* [Annotated element entries]
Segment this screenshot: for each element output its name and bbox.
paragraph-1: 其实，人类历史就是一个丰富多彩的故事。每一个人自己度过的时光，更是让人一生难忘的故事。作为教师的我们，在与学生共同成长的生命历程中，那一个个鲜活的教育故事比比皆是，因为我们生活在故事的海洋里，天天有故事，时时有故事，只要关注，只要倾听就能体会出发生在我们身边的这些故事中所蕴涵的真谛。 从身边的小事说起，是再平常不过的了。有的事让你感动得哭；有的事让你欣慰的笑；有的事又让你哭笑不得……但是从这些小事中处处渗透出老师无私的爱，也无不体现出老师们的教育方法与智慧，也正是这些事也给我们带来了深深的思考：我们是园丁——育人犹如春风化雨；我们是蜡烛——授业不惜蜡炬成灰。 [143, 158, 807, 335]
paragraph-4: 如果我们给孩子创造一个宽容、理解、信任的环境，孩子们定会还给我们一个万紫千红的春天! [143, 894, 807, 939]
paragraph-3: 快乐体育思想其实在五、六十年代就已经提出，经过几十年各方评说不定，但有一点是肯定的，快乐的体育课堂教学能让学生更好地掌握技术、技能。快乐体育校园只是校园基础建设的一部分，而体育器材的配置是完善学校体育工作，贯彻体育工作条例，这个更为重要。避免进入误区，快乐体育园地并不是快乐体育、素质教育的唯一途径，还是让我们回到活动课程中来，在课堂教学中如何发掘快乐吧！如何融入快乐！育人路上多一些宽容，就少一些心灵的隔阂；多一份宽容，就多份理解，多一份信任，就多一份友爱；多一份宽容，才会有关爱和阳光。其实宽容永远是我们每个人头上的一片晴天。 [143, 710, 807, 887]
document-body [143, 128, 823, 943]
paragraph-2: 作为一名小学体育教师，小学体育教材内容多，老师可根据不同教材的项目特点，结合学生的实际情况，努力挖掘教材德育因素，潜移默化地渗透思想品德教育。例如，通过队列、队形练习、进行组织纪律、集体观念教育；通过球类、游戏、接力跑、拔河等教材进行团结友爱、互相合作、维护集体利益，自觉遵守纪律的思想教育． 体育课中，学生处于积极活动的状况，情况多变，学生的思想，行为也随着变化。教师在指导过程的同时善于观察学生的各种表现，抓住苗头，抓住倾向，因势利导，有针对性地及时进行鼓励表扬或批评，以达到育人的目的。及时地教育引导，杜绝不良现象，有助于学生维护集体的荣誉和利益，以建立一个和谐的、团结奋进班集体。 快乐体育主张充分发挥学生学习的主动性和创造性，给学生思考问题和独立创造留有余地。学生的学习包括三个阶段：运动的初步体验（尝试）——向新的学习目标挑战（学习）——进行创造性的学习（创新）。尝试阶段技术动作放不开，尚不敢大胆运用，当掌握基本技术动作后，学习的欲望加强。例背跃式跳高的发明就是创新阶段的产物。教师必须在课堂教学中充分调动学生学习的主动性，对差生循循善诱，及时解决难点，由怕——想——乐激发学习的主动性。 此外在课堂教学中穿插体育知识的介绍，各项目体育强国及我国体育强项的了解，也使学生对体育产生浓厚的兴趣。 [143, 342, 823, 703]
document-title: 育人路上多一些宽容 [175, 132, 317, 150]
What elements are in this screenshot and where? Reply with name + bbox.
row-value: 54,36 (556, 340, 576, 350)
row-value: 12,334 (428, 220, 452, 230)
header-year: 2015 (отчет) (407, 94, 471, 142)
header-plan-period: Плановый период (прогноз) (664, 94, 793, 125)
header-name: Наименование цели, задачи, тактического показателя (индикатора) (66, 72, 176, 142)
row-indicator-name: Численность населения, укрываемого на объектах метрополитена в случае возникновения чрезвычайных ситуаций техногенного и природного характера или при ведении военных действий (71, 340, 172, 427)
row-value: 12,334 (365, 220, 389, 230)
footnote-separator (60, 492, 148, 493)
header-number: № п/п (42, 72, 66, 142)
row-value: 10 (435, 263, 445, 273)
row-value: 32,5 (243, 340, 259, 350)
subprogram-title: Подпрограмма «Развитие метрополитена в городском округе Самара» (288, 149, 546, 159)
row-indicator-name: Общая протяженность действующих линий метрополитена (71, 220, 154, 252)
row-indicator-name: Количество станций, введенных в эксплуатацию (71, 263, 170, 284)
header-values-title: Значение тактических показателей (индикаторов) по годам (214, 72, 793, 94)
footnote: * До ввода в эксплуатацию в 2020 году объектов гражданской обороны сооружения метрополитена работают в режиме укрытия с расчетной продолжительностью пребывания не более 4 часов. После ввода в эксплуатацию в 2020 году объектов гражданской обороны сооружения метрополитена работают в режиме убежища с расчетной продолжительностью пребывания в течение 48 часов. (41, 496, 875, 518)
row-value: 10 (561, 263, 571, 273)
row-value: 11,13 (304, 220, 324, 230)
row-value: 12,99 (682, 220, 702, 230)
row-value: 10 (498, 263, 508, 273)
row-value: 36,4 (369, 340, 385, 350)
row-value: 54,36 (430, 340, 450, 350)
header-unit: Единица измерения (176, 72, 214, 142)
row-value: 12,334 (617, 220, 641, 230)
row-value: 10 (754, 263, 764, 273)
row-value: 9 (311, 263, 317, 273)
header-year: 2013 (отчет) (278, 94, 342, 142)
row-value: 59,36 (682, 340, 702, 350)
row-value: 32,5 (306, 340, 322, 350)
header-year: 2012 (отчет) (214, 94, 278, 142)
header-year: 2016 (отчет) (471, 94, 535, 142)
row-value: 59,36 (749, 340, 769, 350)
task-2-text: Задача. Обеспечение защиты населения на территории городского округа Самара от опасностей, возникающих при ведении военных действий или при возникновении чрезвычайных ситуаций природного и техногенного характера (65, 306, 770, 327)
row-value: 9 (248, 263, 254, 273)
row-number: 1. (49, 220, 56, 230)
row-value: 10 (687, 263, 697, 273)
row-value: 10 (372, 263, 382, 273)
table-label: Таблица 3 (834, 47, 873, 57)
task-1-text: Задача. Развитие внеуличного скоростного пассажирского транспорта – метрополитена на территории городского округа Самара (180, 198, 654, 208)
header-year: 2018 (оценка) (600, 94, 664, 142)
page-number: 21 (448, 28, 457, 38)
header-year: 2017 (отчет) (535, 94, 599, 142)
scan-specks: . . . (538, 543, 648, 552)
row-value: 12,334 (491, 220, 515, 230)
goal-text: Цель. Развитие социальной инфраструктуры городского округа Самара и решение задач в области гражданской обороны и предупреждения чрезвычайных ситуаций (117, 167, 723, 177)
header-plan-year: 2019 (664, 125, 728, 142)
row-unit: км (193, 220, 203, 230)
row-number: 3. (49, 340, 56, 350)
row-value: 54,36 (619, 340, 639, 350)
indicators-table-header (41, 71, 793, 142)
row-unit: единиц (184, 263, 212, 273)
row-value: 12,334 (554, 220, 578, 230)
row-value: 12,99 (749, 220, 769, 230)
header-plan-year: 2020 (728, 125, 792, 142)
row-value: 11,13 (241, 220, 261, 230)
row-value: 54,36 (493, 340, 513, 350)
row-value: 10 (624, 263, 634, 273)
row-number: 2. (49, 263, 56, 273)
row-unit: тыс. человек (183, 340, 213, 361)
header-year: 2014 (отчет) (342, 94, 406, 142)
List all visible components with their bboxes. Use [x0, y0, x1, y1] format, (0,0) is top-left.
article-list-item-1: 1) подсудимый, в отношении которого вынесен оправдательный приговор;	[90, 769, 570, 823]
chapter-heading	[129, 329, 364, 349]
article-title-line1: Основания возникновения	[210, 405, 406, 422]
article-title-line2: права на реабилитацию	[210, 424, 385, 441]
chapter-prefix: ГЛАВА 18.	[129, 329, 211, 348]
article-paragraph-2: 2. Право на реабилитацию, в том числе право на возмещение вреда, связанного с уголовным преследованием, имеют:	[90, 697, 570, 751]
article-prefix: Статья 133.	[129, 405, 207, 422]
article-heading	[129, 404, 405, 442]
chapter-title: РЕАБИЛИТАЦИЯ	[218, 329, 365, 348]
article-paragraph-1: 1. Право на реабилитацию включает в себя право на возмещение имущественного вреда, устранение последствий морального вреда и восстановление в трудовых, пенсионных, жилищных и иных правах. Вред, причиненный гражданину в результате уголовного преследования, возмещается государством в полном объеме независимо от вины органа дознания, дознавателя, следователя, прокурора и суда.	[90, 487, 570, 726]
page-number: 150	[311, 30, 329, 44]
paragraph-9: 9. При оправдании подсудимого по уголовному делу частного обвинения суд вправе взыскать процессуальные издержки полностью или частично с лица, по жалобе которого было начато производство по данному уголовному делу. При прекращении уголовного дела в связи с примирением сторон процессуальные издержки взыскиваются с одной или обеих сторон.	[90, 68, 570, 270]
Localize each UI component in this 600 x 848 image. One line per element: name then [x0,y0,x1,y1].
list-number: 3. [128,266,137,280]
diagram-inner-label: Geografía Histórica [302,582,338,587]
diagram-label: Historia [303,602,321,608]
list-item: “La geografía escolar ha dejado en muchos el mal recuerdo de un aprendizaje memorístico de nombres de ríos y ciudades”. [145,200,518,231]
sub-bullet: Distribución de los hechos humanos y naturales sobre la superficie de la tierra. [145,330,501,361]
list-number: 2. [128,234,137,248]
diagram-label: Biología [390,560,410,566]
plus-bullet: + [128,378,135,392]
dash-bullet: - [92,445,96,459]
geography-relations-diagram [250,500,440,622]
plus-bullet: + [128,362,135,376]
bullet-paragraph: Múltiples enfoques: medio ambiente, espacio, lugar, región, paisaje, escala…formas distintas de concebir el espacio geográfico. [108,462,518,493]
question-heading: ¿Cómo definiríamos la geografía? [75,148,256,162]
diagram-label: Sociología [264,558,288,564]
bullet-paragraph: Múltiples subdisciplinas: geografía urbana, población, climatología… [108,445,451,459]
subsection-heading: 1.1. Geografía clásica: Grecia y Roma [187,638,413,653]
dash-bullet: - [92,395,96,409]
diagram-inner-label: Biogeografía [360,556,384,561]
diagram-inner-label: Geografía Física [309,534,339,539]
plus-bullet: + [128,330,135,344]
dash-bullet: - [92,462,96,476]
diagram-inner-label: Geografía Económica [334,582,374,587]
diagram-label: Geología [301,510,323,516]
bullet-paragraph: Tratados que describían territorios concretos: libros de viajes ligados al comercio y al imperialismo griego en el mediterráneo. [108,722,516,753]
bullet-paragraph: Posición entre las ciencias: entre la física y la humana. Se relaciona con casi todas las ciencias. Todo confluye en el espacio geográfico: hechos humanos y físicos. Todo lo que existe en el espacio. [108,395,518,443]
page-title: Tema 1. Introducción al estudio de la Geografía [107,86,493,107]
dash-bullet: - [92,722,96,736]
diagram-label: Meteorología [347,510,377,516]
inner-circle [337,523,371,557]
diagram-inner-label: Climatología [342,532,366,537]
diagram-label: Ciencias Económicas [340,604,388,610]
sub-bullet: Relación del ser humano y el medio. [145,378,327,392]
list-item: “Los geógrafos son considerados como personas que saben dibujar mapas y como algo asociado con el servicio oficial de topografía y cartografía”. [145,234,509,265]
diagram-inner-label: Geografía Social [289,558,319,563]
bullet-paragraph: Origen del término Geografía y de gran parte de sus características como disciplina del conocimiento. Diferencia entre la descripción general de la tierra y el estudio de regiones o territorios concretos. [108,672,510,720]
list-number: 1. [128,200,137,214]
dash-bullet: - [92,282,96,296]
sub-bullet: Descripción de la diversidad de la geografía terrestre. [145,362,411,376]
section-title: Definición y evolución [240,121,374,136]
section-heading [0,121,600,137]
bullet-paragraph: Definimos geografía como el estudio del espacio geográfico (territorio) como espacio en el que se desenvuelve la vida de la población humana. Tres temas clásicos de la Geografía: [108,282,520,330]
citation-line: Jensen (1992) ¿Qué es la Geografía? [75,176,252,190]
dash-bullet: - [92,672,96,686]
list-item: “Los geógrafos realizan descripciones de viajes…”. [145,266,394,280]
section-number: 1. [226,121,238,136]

* [TO BE DONE] Return the records verbatim, starting at their first line and ending at the line that contains "document-body [143, 128, 823, 943]", with both of those lines included.

* [ANSWER TO THE EXERCISE]
Segment this screenshot: for each element output its name and bbox.
paragraph-1: 其实，人类历史就是一个丰富多彩的故事。每一个人自己度过的时光，更是让人一生难忘的故事。作为教师的我们，在与学生共同成长的生命历程中，那一个个鲜活的教育故事比比皆是，因为我们生活在故事的海洋里，天天有故事，时时有故事，只要关注，只要倾听就能体会出发生在我们身边的这些故事中所蕴涵的真谛。 从身边的小事说起，是再平常不过的了。有的事让你感动得哭；有的事让你欣慰的笑；有的事又让你哭笑不得……但是从这些小事中处处渗透出老师无私的爱，也无不体现出老师们的教育方法与智慧，也正是这些事也给我们带来了深深的思考：我们是园丁——育人犹如春风化雨；我们是蜡烛——授业不惜蜡炬成灰。 [143, 158, 807, 335]
paragraph-4: 如果我们给孩子创造一个宽容、理解、信任的环境，孩子们定会还给我们一个万紫千红的春天! [143, 894, 807, 939]
paragraph-3: 快乐体育思想其实在五、六十年代就已经提出，经过几十年各方评说不定，但有一点是肯定的，快乐的体育课堂教学能让学生更好地掌握技术、技能。快乐体育校园只是校园基础建设的一部分，而体育器材的配置是完善学校体育工作，贯彻体育工作条例，这个更为重要。避免进入误区，快乐体育园地并不是快乐体育、素质教育的唯一途径，还是让我们回到活动课程中来，在课堂教学中如何发掘快乐吧！如何融入快乐！育人路上多一些宽容，就少一些心灵的隔阂；多一份宽容，就多份理解，多一份信任，就多一份友爱；多一份宽容，才会有关爱和阳光。其实宽容永远是我们每个人头上的一片晴天。 [143, 710, 807, 887]
document-body [143, 128, 823, 943]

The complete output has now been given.